Problem to work on :: Return all lines in the data where the string "MICROBIOLOGÍA" can be found.

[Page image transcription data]
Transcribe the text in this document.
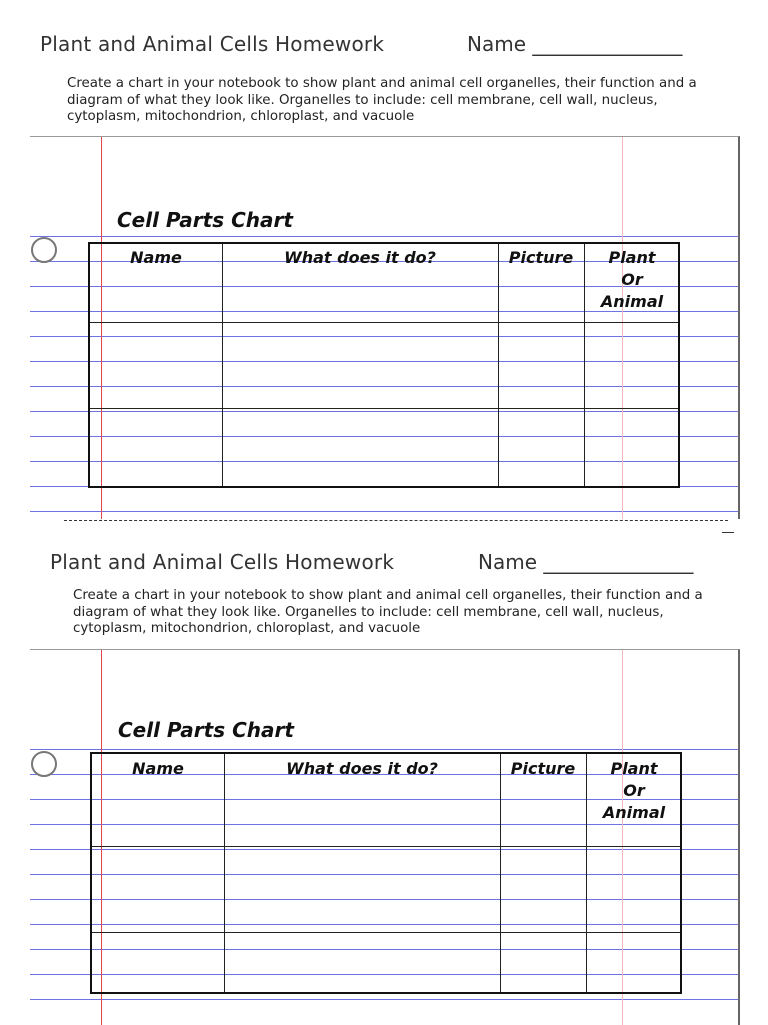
Plant and Animal Cells Homework	Name _______________
Create a chart in your notebook to show plant and animal cell organelles, their function and a diagram of what they look like. Organelles to include: cell membrane, cell wall, nucleus, cytoplasm, mitochondrion, chloroplast, and vacuole
Cell Parts Chart
Name	What does it do?	Picture	Plant
Or
Animal
Plant and Animal Cells Homework	Name _______________
Create a chart in your notebook to show plant and animal cell organelles, their function and a diagram of what they look like. Organelles to include: cell membrane, cell wall, nucleus, cytoplasm, mitochondrion, chloroplast, and vacuole
Cell Parts Chart
Name	What does it do?	Picture	Plant
Or
Animal
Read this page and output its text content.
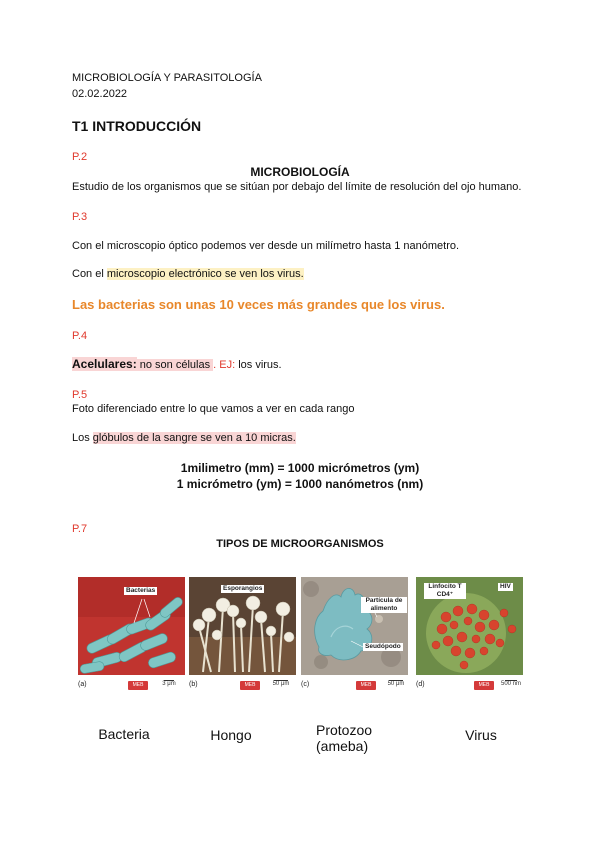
MICROBIOLOGÍA Y PARASITOLOGÍA
02.02.2022
T1 INTRODUCCIÓN
P.2
MICROBIOLOGÍA
Estudio de los organismos que se sitúan por debajo del límite de resolución del ojo humano.
P.3
Con el microscopio óptico podemos ver desde un milímetro hasta 1 nanómetro.
Con el microscopio electrónico se ven los virus.
Las bacterias son unas 10 veces más grandes que los virus.
P.4
Acelulares: no son células . EJ: los virus.
P.5
Foto diferenciado entre lo que vamos a ver en cada rango
Los glóbulos de la sangre se ven a 10 micras.
1milimetro (mm) = 1000 micrómetros (ym)
1 micrómetro (ym) = 1000 nanómetros (nm)
P.7
TIPOS DE MICROORGANISMOS
Bacterias
(a)	MEB	3 μm
Esporangios
(b)	MEB	50 μm
Partícula de alimento
Seudópodo
(c)	MEB	50 μm
Linfocito T CD4⁺
HIV
(d)	MEB	500 nm
Bacteria	Hongo	Protozoo (ameba)
Virus
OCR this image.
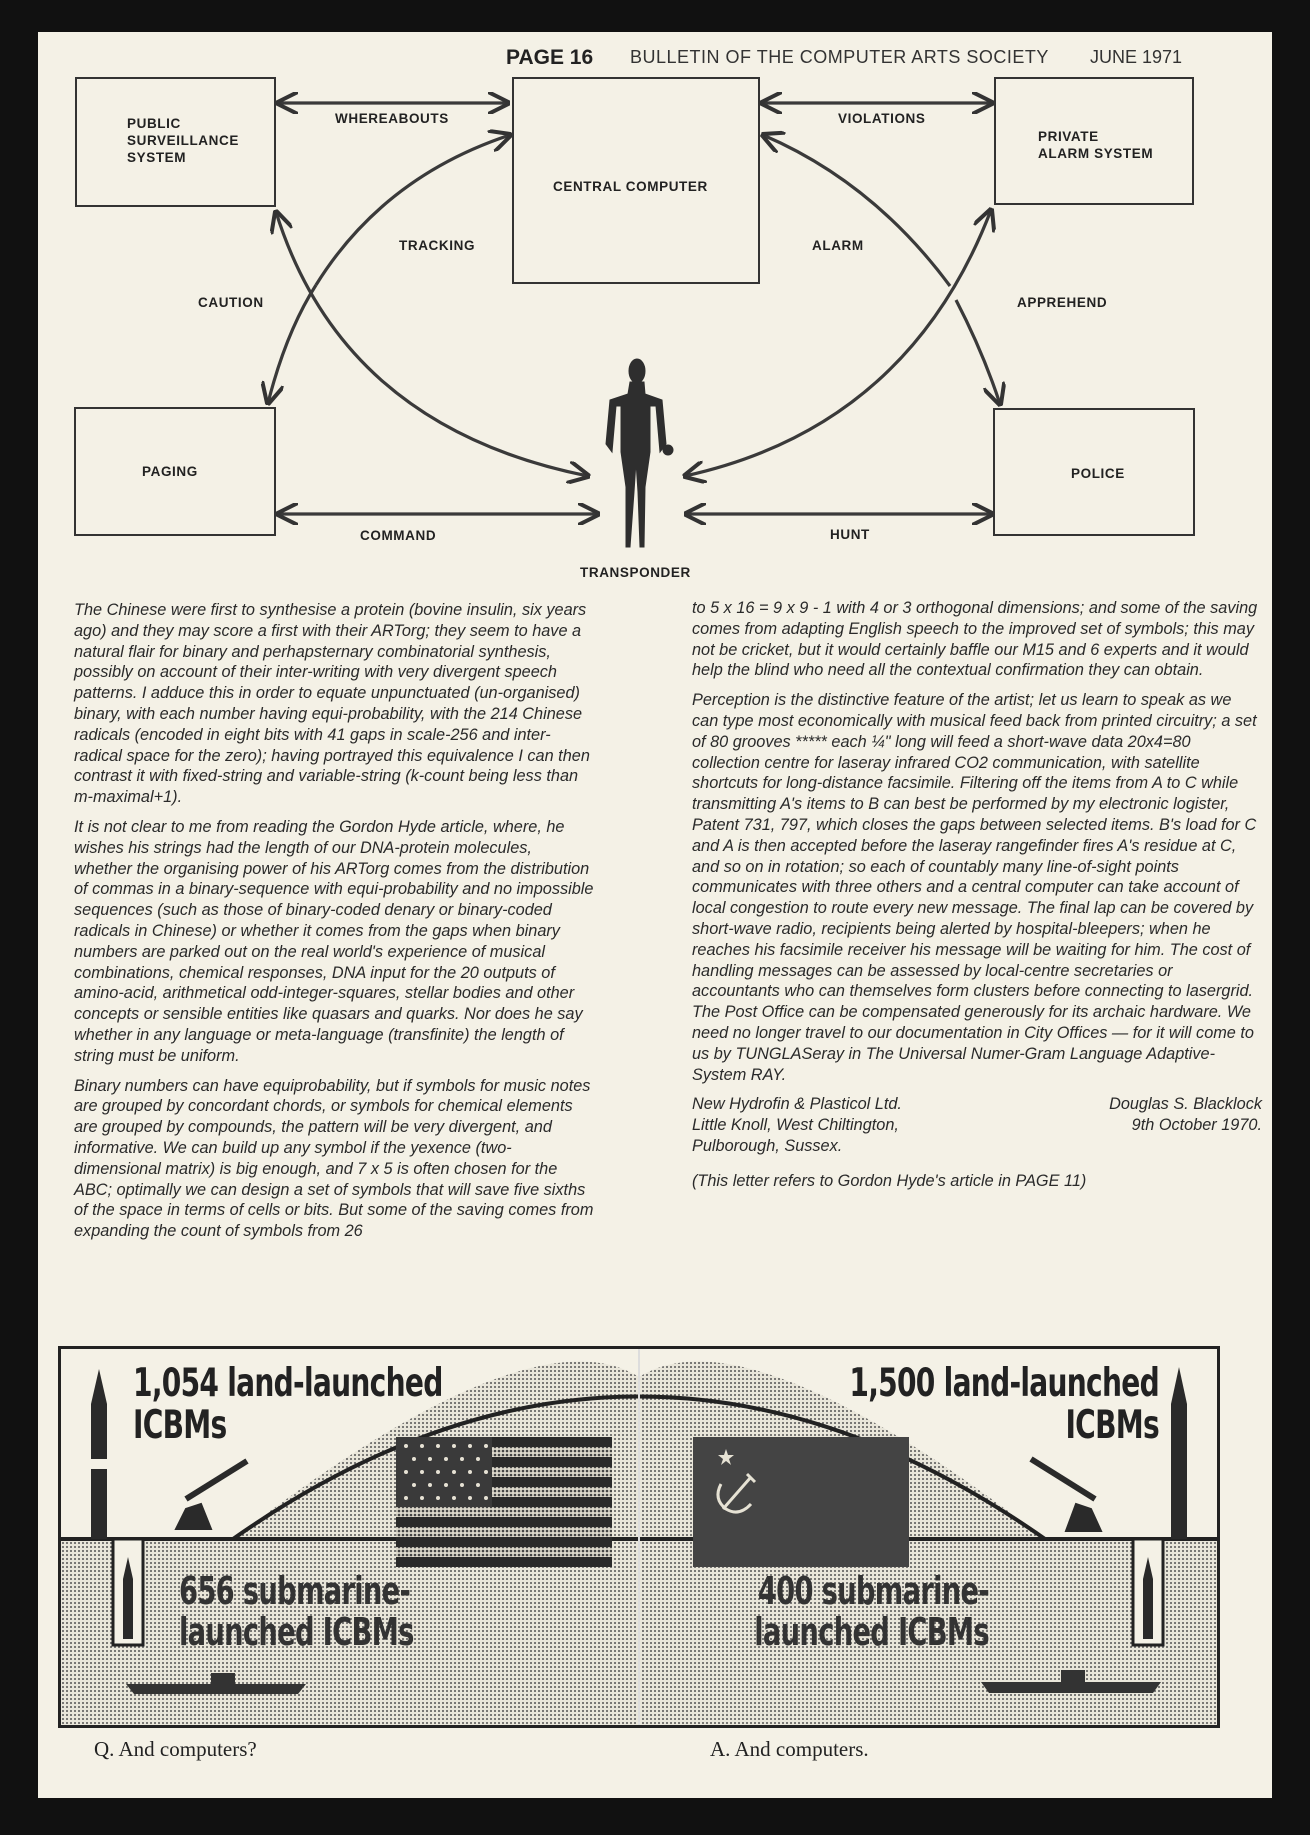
PAGE 16 BULLETIN OF THE COMPUTER ARTS SOCIETY JUNE 1971
PUBLIC
SURVEILLANCE
SYSTEM
CENTRAL COMPUTER
PRIVATE
ALARM SYSTEM
PAGING	POLICE
TRANSPONDER
WHEREABOUTS	VIOLATIONS
TRACKING	ALARM
CAUTION	APPREHEND
COMMAND	HUNT

The Chinese were first to synthesise a protein (bovine insulin, six years ago) and they may score a first with their ARTorg; they seem to have a natural flair for binary and perhapsternary combinatorial synthesis, possibly on account of their inter-writing with very divergent speech patterns. I adduce this in order to equate unpunctuated (un-organised) binary, with each number having equi-probability, with the 214 Chinese radicals (encoded in eight bits with 41 gaps in scale-256 and inter-radical space for the zero); having portrayed this equivalence I can then contrast it with fixed-string and variable-string (k-count being less than m-maximal+1).

It is not clear to me from reading the Gordon Hyde article, where, he wishes his strings had the length of our DNA-protein molecules, whether the organising power of his ARTorg comes from the distribution of commas in a binary-sequence with equi-probability and no impossible sequences (such as those of binary-coded denary or binary-coded radicals in Chinese) or whether it comes from the gaps when binary numbers are parked out on the real world's experience of musical combinations, chemical responses, DNA input for the 20 outputs of amino-acid, arithmetical odd-integer-squares, stellar bodies and other concepts or sensible entities like quasars and quarks. Nor does he say whether in any language or meta-language (transfinite) the length of string must be uniform.

Binary numbers can have equiprobability, but if symbols for music notes are grouped by concordant chords, or symbols for chemical elements are grouped by compounds, the pattern will be very divergent, and informative. We can build up any symbol if the yexence (two-dimensional matrix) is big enough, and 7 x 5 is often chosen for the ABC; optimally we can design a set of symbols that will save five sixths of the space in terms of cells or bits. But some of the saving comes from expanding the count of symbols from 26

to 5 x 16 = 9 x 9 - 1 with 4 or 3 orthogonal dimensions; and some of the saving comes from adapting English speech to the improved set of symbols; this may not be cricket, but it would certainly baffle our M15 and 6 experts and it would help the blind who need all the contextual confirmation they can obtain.

Perception is the distinctive feature of the artist; let us learn to speak as we can type most economically with musical feed back from printed circuitry; a set of 80 grooves ***** each ¼" long will feed a short-wave data 20x4=80 collection centre for laseray infrared CO2 communication, with satellite shortcuts for long-distance facsimile. Filtering off the items from A to C while transmitting A's items to B can best be performed by my electronic logister, Patent 731, 797, which closes the gaps between selected items. B's load for C and A is then accepted before the laseray rangefinder fires A's residue at C, and so on in rotation; so each of countably many line-of-sight points communicates with three others and a central computer can take account of local congestion to route every new message. The final lap can be covered by short-wave radio, recipients being alerted by hospital-bleepers; when he reaches his facsimile receiver his message will be waiting for him. The cost of handling messages can be assessed by local-centre secretaries or accountants who can themselves form clusters before connecting to lasergrid. The Post Office can be compensated generously for its archaic hardware. We need no longer travel to our documentation in City Offices — for it will come to us by TUNGLASeray in The Universal Numer-Gram Language Adaptive-System RAY.

New Hydrofin & Plasticol Ltd.
Little Knoll, West Chiltington,
Pulborough, Sussex.
Douglas S. Blacklock
9th October 1970.

(This letter refers to Gordon Hyde's article in PAGE 11)

1,054 land-launched
ICBMs
1,500 land-launched
ICBMs
656 submarine-
launched ICBMs
400 submarine-
launched ICBMs
Q. And computers?	A. And computers.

Solved exercise ::
MICROBIOLOGÍA Y PARASITOLOGÍA
MICROBIOLOGÍA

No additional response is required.